** start of Dataset records **
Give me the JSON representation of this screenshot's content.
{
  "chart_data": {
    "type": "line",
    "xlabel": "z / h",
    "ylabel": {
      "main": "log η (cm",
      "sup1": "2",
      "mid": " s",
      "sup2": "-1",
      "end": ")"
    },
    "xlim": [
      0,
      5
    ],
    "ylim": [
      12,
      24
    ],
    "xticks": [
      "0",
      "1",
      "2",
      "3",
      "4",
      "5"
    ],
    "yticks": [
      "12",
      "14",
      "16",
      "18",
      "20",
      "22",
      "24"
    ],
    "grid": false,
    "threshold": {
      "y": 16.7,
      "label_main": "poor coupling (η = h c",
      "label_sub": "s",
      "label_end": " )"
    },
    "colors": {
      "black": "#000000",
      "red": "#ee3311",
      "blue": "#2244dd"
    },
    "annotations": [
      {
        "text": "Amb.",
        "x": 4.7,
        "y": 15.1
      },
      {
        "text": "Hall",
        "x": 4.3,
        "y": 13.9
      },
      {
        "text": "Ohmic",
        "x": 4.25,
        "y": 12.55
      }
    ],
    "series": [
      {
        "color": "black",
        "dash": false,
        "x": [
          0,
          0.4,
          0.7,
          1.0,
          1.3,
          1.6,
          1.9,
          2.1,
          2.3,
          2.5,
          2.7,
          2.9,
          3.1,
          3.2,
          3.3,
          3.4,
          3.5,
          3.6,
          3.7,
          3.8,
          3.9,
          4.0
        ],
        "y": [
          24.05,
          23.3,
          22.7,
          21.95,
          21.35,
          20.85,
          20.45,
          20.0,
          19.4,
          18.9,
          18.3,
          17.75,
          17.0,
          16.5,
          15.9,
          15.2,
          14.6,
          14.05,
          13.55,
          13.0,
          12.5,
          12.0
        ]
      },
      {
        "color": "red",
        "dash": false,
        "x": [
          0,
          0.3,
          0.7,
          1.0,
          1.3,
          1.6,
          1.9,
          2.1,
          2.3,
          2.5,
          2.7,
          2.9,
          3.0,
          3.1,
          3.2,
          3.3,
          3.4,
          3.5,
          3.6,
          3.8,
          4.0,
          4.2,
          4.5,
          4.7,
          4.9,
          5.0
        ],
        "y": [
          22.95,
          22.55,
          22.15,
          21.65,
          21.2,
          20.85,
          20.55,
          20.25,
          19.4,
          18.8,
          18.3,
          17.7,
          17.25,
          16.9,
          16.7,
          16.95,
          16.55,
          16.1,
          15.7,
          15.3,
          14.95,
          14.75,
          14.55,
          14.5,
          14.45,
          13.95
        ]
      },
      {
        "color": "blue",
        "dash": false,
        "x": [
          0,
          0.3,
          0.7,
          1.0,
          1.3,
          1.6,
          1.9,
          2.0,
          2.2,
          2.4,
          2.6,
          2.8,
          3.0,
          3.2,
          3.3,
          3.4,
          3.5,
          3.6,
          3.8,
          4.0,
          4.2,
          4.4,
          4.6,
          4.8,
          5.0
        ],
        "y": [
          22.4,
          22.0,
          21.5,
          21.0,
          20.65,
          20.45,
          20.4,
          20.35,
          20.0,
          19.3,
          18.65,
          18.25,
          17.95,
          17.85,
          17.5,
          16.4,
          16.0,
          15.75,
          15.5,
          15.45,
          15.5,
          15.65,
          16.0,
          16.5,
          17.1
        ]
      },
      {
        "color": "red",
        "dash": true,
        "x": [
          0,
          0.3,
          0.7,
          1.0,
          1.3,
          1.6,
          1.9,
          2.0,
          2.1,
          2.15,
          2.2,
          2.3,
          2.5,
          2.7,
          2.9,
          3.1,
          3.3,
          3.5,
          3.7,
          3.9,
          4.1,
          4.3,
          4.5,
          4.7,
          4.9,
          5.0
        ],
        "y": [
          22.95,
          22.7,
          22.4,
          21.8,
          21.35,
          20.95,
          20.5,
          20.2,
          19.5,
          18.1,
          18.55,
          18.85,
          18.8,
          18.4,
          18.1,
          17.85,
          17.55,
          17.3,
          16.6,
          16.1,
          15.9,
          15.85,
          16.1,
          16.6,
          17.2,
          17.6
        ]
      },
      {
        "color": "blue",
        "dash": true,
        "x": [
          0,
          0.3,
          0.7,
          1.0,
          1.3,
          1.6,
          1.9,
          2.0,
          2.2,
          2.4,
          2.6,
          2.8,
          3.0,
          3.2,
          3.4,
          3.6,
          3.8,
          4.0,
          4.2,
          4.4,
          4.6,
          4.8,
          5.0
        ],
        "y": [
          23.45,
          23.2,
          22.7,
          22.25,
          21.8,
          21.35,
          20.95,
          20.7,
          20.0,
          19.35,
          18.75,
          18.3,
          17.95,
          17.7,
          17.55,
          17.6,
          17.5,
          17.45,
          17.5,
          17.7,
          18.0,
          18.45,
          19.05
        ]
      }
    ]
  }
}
** end of Dataset records **
§ Exercise instructions:
Give an exact repetition of all the material.

§ Response to the task:
Give me the JSON representation of this screenshot's content.
{
  "chart_data": {
    "type": "line",
    "xlabel": "z / h",
    "ylabel": {
      "main": "log η (cm",
      "sup1": "2",
      "mid": " s",
      "sup2": "-1",
      "end": ")"
    },
    "xlim": [
      0,
      5
    ],
    "ylim": [
      12,
      24
    ],
    "xticks": [
      "0",
      "1",
      "2",
      "3",
      "4",
      "5"
    ],
    "yticks": [
      "12",
      "14",
      "16",
      "18",
      "20",
      "22",
      "24"
    ],
    "grid": false,
    "threshold": {
      "y": 16.7,
      "label_main": "poor coupling (η = h c",
      "label_sub": "s",
      "label_end": " )"
    },
    "colors": {
      "black": "#000000",
      "red": "#ee3311",
      "blue": "#2244dd"
    },
    "annotations": [
      {
        "text": "Amb.",
        "x": 4.7,
        "y": 15.1
      },
      {
        "text": "Hall",
        "x": 4.3,
        "y": 13.9
      },
      {
        "text": "Ohmic",
        "x": 4.25,
        "y": 12.55
      }
    ],
    "series": [
      {
        "color": "black",
        "dash": false,
        "x": [
          0,
          0.4,
          0.7,
          1.0,
          1.3,
          1.6,
          1.9,
          2.1,
          2.3,
          2.5,
          2.7,
          2.9,
          3.1,
          3.2,
          3.3,
          3.4,
          3.5,
          3.6,
          3.7,
          3.8,
          3.9,
          4.0
        ],
        "y": [
          24.05,
          23.3,
          22.7,
          21.95,
          21.35,
          20.85,
          20.45,
          20.0,
          19.4,
          18.9,
          18.3,
          17.75,
          17.0,
          16.5,
          15.9,
          15.2,
          14.6,
          14.05,
          13.55,
          13.0,
          12.5,
          12.0
        ]
      },
      {
        "color": "red",
        "dash": false,
        "x": [
          0,
          0.3,
          0.7,
          1.0,
          1.3,
          1.6,
          1.9,
          2.1,
          2.3,
          2.5,
          2.7,
          2.9,
          3.0,
          3.1,
          3.2,
          3.3,
          3.4,
          3.5,
          3.6,
          3.8,
          4.0,
          4.2,
          4.5,
          4.7,
          4.9,
          5.0
        ],
        "y": [
          22.95,
          22.55,
          22.15,
          21.65,
          21.2,
          20.85,
          20.55,
          20.25,
          19.4,
          18.8,
          18.3,
          17.7,
          17.25,
          16.9,
          16.7,
          16.95,
          16.55,
          16.1,
          15.7,
          15.3,
          14.95,
          14.75,
          14.55,
          14.5,
          14.45,
          13.95
        ]
      },
      {
        "color": "blue",
        "dash": false,
        "x": [
          0,
          0.3,
          0.7,
          1.0,
          1.3,
          1.6,
          1.9,
          2.0,
          2.2,
          2.4,
          2.6,
          2.8,
          3.0,
          3.2,
          3.3,
          3.4,
          3.5,
          3.6,
          3.8,
          4.0,
          4.2,
          4.4,
          4.6,
          4.8,
          5.0
        ],
        "y": [
          22.4,
          22.0,
          21.5,
          21.0,
          20.65,
          20.45,
          20.4,
          20.35,
          20.0,
          19.3,
          18.65,
          18.25,
          17.95,
          17.85,
          17.5,
          16.4,
          16.0,
          15.75,
          15.5,
          15.45,
          15.5,
          15.65,
          16.0,
          16.5,
          17.1
        ]
      },
      {
        "color": "red",
        "dash": true,
        "x": [
          0,
          0.3,
          0.7,
          1.0,
          1.3,
          1.6,
          1.9,
          2.0,
          2.1,
          2.15,
          2.2,
          2.3,
          2.5,
          2.7,
          2.9,
          3.1,
          3.3,
          3.5,
          3.7,
          3.9,
          4.1,
          4.3,
          4.5,
          4.7,
          4.9,
          5.0
        ],
        "y": [
          22.95,
          22.7,
          22.4,
          21.8,
          21.35,
          20.95,
          20.5,
          20.2,
          19.5,
          18.1,
          18.55,
          18.85,
          18.8,
          18.4,
          18.1,
          17.85,
          17.55,
          17.3,
          16.6,
          16.1,
          15.9,
          15.85,
          16.1,
          16.6,
          17.2,
          17.6
        ]
      },
      {
        "color": "blue",
        "dash": true,
        "x": [
          0,
          0.3,
          0.7,
          1.0,
          1.3,
          1.6,
          1.9,
          2.0,
          2.2,
          2.4,
          2.6,
          2.8,
          3.0,
          3.2,
          3.4,
          3.6,
          3.8,
          4.0,
          4.2,
          4.4,
          4.6,
          4.8,
          5.0
        ],
        "y": [
          23.45,
          23.2,
          22.7,
          22.25,
          21.8,
          21.35,
          20.95,
          20.7,
          20.0,
          19.35,
          18.75,
          18.3,
          17.95,
          17.7,
          17.55,
          17.6,
          17.5,
          17.45,
          17.5,
          17.7,
          18.0,
          18.45,
          19.05
        ]
      }
    ]
  }
}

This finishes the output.